### WHAT IS ASKED:
• 1. Decide whether each statement below agrees with the passage on OCTA's Bravo! bus service: (a) Route 560 runs 14 buses during peak hours; (b) all five new buses on Route 560 were paid for with California State cap-and-trade funding; (c) the first Bravo! line went from 12-minute to 10-minute intervals during peak hours. Answer yes or no for each, and quote the words of the passage that decide it.
• 2. Write out the part of the passage on OCTA's Bravo! bus service starting at "Federal CMAQ funds" and ending at "by New Flyer.".

***** PASSAGE PROVIDED

These two corridors, along with one other, which runs through the county seat of Santa Ana, account for approximately 25% of all of OCTA’s ridership. “So, efficient service has always been a high priority,” Johnson says.
OCTA considered implementing BRT service on these major corridors much earlier, but the sharp economic decline from the “Great Recession” made it challenging. Once the economy recovered, the agency’s board determined that starting the Bravo! service would be the quickest, most cost-effective way to enhance service, Johnson explains.
Federal CMAQ funds were used to cover the cost of operating each of the new routes (Route 543: $5.5 million; Route 560: $5.9 million) for the first three years of service. “After that, local funds will be used, and OCTA will continue to explore all grant funding options,” he says.
Route 543 operates 12 buses along the route during peak hours. Existing buses in OCTA’s fleet were rebranded to use for this service. The newer line, Bravo! 560, operates 14 buses during peak hours and features five newly purchased buses manufactured by New Flyer.
“California State cap-and-trade funding was used to buy four of the [buses], and OCTA bought one as a match,” Johnson says of the newest fleet additions to Route 560.
Real-time arrival information for the buses, which are tracked through a central dispatch system, is available to riders via the agency’s website or mobile app. Another added amenity was the introduction of mobile ticketing last year, which enables passengers to purchase fares through the OC Bus mobile app and show the bus operator their mobile “ticket.”
“This year, mobile ticketing readers are being installed on the buses to make the process more efficient, and ultimately, save riders even more travel time,” Johnson says.
One of the primary challenges faced by OCTA initially was getting bus riders to recognize what the Bravo! service was and how it worked. This led to the unique branding of the service, repainting of buses, and marking the route stops with easy-to-spot signage. To that end, OCTA launched a multi-pronged marketing campaign to educate riders, which included placing informational cards on existing buses and reaching riders through social media, newspapers, and other traditional media, Johnson explains.
“We also sent out more than 100 administrative employees as ‘transit ambassadors’ for the first week of service to talk to riders, answer questions, and collect feedback,” he says. “We surveyed customers on board the buses as well to get their feedback.”
Over time, OCTA made minor adjustments to the routes to ensure they were providing the best level of service. This resulted in adding weekend service to the first Bravo! line, and adjusting its operation from 10-minute intervals to a more optimal 12-minute interval during peak hours.

**********
***** INFORMATION GIVEN

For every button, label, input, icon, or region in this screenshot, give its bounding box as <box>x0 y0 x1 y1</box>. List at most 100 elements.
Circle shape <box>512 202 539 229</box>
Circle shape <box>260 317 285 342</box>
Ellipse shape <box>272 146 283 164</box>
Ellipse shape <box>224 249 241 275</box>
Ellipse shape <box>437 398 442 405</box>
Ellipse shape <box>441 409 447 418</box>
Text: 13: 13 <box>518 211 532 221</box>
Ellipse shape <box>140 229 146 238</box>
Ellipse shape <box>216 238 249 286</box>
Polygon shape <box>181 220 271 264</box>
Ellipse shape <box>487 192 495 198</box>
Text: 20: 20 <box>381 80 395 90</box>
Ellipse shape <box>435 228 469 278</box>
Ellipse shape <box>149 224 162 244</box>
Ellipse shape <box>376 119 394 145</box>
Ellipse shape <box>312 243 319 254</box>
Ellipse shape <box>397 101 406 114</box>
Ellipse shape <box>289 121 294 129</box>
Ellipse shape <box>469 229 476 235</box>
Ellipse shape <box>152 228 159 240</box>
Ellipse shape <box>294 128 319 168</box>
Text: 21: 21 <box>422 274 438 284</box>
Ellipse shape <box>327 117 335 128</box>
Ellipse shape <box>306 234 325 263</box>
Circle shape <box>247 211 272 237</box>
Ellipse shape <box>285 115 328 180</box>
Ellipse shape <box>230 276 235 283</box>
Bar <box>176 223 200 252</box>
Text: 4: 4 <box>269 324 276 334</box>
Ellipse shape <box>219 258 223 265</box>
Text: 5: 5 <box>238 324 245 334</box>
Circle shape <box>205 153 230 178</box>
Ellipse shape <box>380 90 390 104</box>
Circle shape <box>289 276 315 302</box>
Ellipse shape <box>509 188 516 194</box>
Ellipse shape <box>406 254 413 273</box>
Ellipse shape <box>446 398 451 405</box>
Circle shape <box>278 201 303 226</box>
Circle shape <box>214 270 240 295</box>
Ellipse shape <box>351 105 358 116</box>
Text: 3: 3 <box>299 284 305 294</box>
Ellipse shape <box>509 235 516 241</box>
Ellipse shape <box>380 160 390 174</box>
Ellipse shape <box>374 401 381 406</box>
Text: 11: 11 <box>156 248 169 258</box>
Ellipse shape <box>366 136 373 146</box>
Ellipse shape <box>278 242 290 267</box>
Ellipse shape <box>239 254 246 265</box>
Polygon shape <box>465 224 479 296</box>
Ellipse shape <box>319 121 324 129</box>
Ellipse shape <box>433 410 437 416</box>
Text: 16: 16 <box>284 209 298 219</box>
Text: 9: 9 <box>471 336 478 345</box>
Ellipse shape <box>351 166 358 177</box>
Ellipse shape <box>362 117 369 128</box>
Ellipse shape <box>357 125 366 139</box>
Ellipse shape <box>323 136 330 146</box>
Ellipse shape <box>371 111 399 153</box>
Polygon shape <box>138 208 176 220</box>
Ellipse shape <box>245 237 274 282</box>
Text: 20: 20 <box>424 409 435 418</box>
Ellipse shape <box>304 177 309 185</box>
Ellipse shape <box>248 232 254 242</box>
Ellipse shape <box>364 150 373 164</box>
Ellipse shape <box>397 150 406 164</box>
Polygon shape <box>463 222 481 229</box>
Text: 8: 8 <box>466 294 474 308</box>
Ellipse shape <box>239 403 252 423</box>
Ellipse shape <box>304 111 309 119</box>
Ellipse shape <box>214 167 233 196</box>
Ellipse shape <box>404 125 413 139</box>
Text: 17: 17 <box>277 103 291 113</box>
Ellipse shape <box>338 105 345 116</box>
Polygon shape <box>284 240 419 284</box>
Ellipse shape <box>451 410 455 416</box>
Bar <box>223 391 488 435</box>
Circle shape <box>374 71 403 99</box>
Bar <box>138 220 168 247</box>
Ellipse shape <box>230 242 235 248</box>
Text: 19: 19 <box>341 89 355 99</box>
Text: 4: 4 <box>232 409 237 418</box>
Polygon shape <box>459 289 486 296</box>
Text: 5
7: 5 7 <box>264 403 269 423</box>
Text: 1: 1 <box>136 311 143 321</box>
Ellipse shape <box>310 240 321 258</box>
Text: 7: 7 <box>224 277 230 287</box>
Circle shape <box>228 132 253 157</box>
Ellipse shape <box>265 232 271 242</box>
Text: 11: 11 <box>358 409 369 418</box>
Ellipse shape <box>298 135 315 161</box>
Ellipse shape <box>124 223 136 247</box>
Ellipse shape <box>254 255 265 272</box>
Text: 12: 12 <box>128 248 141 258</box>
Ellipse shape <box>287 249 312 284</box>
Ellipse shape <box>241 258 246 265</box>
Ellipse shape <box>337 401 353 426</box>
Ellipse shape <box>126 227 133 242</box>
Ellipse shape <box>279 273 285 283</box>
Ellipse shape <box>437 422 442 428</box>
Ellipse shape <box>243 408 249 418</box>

**********

### ANSWERS TO THE TASKS:
• 1.
(a) Yes: "The newer line, Bravo! 560, operates 14 buses during peak hours"
(b) No: "California State cap-and-trade funding was used to buy four of the [buses], and OCTA bought one as a match"
(c) No: "adjusting its operation from 10-minute intervals to a more optimal 12-minute interval during peak hours"

• 2.
Federal CMAQ funds were used to cover the cost of operating each of the new routes (Route 543: $5.5 million; Route 560: $5.9 million) for the first three years of service. “After that, local funds will be used, and OCTA will continue to explore all grant funding options,” he says.
Route 543 operates 12 buses along the route during peak hours. Existing buses in OCTA’s fleet were rebranded to use for this service. The newer line, Bravo! 560, operates 14 buses during peak hours and features five newly purchased buses manufactured by New Flyer.